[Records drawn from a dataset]
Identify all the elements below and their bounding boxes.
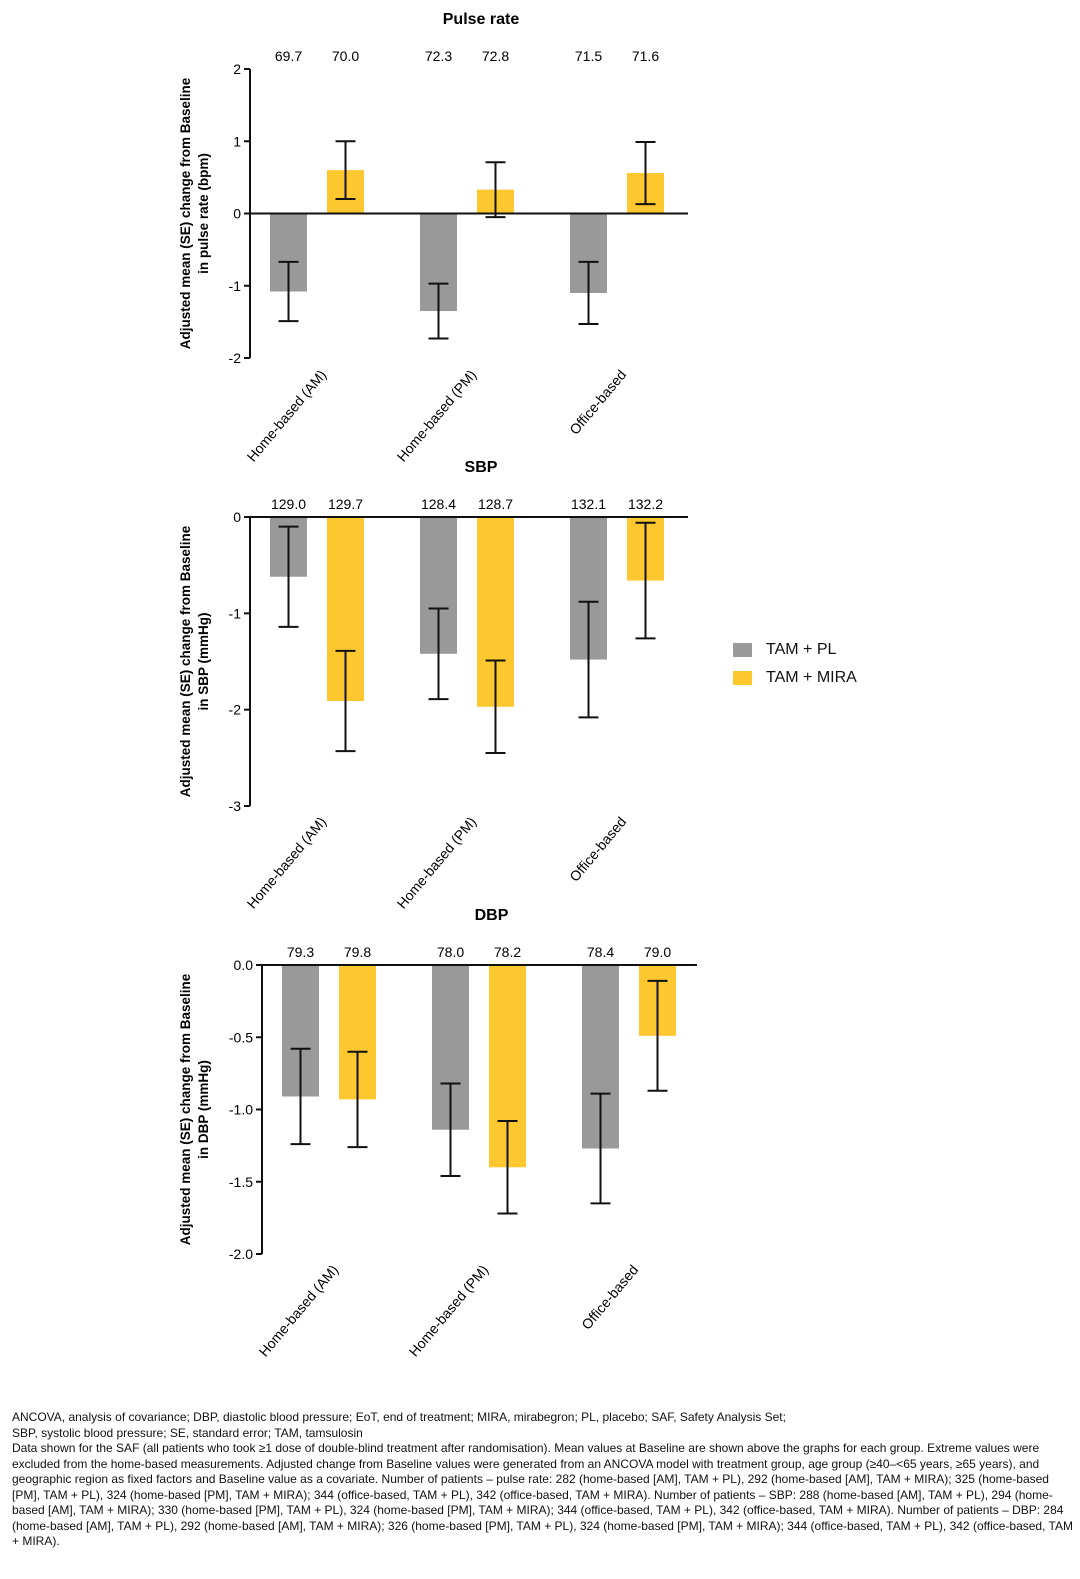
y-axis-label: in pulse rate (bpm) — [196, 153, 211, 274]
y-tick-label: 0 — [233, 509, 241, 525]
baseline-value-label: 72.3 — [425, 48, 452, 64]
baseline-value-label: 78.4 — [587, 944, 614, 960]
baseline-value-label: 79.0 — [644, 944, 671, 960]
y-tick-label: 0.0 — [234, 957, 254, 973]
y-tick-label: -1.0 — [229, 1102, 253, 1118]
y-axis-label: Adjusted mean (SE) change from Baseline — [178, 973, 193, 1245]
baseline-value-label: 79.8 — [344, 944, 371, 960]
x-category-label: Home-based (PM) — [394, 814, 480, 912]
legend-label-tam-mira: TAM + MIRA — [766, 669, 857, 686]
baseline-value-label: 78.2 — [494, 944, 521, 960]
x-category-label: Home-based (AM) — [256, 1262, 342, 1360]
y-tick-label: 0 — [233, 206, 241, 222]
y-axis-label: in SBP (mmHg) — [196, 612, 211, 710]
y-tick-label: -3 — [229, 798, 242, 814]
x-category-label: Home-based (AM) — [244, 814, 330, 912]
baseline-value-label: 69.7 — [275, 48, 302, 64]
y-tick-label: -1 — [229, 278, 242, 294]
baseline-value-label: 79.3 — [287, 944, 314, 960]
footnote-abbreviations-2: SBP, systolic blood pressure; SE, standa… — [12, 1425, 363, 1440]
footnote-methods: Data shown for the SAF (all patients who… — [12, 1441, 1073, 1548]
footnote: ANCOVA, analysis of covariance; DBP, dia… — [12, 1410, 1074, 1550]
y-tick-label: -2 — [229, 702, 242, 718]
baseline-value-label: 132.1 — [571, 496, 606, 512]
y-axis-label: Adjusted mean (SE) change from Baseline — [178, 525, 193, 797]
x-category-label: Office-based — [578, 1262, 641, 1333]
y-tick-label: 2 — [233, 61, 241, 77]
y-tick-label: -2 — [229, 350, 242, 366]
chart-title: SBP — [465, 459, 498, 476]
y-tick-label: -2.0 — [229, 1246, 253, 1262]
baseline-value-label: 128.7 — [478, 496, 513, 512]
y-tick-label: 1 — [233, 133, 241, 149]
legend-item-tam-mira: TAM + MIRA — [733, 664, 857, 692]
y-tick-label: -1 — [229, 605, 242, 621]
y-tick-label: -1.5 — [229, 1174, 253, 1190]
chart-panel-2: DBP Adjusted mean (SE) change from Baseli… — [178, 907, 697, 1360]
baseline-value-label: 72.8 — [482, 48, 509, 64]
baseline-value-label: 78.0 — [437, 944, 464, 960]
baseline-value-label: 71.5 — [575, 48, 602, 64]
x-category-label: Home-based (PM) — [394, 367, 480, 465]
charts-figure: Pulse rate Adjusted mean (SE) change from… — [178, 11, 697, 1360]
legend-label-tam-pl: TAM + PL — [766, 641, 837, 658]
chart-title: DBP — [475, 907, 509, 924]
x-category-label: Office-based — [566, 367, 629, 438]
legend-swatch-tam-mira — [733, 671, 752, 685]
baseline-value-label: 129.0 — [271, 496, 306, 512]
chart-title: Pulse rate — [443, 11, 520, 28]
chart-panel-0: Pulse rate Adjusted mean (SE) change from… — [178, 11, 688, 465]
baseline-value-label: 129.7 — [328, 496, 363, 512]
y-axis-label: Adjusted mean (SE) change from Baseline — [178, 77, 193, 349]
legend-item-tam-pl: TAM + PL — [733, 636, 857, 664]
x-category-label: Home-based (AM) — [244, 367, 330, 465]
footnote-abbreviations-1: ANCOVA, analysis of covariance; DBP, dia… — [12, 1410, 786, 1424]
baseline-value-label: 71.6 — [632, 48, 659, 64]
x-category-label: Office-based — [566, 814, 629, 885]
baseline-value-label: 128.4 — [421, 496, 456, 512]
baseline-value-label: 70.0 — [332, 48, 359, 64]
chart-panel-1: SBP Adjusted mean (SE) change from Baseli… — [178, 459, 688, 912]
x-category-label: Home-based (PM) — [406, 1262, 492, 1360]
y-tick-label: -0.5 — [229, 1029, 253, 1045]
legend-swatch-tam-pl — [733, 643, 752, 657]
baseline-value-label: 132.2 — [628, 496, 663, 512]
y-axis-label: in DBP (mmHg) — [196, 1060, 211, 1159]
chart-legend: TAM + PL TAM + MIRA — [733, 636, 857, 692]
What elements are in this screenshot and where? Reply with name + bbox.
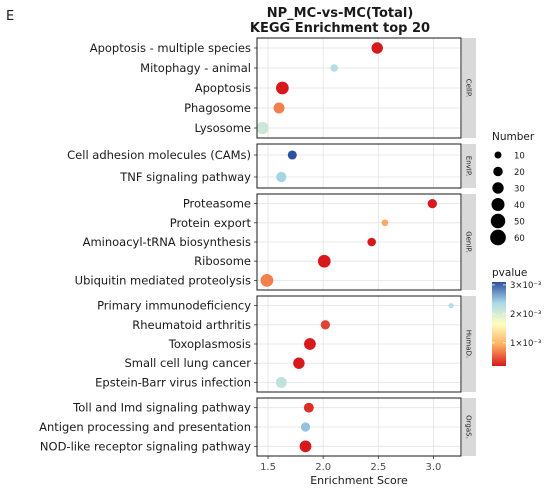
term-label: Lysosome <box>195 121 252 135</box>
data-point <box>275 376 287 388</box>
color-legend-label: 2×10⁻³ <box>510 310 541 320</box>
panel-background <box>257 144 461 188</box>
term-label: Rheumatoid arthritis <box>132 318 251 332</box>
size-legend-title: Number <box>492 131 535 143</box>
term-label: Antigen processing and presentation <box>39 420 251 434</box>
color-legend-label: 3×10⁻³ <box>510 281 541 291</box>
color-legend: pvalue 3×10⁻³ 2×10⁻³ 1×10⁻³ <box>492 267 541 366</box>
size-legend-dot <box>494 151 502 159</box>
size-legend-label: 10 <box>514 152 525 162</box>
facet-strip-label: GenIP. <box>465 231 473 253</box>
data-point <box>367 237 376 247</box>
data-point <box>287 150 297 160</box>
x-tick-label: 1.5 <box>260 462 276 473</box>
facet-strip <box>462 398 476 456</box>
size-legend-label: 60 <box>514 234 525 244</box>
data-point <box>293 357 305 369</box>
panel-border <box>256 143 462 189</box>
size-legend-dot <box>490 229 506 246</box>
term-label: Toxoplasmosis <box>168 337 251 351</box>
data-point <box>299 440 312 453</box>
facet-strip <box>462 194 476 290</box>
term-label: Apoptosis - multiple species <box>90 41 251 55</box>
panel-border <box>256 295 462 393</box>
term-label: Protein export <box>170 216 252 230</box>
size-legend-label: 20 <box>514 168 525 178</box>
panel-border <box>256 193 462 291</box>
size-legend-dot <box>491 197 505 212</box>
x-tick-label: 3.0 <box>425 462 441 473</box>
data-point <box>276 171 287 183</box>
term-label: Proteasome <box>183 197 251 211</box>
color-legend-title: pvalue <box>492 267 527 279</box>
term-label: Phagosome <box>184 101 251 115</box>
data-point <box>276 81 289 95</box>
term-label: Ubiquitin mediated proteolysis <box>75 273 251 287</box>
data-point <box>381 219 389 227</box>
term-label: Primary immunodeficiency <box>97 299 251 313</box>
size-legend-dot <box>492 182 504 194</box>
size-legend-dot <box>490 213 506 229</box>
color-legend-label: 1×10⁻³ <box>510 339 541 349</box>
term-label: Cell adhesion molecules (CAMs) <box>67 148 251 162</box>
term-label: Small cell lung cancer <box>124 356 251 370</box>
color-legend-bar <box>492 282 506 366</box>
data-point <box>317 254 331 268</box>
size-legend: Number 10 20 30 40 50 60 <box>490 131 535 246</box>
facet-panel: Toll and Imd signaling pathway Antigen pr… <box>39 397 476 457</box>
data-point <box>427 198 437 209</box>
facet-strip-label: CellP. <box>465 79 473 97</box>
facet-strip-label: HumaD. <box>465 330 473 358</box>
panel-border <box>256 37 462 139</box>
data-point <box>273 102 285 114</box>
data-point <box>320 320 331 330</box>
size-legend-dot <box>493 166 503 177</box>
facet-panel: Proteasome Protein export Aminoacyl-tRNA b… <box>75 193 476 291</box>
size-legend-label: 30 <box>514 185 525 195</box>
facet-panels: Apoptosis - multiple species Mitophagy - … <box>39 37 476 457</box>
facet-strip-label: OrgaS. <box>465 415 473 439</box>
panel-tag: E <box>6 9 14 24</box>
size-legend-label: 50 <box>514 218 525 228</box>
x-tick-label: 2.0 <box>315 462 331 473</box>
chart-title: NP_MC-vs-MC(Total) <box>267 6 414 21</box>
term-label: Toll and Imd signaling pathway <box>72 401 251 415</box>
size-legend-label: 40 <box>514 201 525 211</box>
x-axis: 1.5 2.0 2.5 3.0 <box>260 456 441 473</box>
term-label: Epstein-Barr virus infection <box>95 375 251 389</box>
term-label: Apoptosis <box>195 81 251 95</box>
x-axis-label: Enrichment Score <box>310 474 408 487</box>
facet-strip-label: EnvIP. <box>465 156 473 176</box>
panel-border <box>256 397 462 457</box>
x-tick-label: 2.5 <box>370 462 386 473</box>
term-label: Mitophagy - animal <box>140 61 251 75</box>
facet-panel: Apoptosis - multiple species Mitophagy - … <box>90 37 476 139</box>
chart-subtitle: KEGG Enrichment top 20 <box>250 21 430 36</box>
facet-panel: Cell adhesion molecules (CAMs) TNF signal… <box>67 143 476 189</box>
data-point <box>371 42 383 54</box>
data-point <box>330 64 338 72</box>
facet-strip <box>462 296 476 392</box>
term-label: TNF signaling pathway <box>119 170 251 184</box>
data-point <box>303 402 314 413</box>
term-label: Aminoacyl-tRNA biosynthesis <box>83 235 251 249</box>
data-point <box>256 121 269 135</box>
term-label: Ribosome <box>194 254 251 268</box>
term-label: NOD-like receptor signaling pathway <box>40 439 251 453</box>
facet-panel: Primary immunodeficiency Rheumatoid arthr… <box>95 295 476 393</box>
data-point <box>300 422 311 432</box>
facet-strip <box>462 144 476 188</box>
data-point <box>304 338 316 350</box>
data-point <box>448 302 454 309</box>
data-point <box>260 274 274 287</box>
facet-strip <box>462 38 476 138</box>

# TASK DESCRIPTION:
Extract all lines from the data in which "Toll" is found.

# FINISHED TASK:
facet-panel: Toll and Imd signaling pathway Antigen pr… <box>39 397 476 457</box>
term-label: Toll and Imd signaling pathway <box>72 401 251 415</box>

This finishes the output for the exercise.